━━━ EXCERPTED RECORDS
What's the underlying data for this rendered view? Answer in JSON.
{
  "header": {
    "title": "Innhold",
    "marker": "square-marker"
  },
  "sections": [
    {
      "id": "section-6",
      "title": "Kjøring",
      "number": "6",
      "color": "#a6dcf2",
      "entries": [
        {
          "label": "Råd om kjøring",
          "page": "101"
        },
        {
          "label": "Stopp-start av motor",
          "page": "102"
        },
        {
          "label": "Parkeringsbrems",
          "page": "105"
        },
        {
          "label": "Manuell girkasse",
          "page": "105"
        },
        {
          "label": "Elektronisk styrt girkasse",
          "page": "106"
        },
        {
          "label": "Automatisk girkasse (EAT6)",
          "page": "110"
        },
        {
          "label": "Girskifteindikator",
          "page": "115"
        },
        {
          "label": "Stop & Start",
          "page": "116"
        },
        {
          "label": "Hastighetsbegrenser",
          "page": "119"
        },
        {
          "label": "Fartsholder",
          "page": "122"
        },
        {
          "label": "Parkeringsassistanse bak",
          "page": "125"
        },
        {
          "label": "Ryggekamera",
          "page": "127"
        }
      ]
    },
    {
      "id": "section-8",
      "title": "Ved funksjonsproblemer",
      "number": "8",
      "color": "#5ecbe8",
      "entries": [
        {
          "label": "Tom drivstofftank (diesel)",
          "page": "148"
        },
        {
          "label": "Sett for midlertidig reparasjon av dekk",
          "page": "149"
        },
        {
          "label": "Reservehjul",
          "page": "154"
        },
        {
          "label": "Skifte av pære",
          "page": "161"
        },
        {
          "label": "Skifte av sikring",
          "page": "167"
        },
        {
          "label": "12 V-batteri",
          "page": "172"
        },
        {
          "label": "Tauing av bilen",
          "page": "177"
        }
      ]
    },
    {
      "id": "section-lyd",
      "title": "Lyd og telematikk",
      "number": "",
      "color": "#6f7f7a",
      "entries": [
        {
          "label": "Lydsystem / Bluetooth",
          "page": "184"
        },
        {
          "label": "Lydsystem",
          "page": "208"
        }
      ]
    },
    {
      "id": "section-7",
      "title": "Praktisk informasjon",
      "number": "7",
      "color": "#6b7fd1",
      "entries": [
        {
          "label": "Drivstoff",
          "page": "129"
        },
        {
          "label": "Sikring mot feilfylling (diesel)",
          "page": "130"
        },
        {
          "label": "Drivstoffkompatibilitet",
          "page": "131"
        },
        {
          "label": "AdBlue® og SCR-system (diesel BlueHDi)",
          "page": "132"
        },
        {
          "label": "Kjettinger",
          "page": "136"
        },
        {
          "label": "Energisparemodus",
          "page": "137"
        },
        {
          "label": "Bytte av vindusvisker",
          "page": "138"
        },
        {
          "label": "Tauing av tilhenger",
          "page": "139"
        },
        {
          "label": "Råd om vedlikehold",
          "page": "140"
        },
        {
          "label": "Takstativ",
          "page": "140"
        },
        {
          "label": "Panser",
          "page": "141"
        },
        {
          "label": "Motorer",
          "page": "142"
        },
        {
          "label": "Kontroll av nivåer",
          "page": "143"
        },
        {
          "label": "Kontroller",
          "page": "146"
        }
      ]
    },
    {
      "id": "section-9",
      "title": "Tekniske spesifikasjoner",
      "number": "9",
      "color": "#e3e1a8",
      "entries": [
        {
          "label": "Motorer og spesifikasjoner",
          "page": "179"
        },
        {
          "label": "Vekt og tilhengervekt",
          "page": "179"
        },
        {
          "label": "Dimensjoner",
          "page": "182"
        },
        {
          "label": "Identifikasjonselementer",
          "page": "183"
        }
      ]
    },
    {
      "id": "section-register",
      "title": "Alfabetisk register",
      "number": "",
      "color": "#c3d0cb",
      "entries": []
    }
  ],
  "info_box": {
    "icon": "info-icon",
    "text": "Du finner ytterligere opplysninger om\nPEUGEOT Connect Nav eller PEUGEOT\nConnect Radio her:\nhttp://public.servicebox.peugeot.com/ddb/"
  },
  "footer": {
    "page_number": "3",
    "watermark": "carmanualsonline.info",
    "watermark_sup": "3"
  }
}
━━━━━━
WHAT IS NEEDED:
Find every line containing the word "diesel", then give the total and nothing more.

EXPECTED ANSWER:
3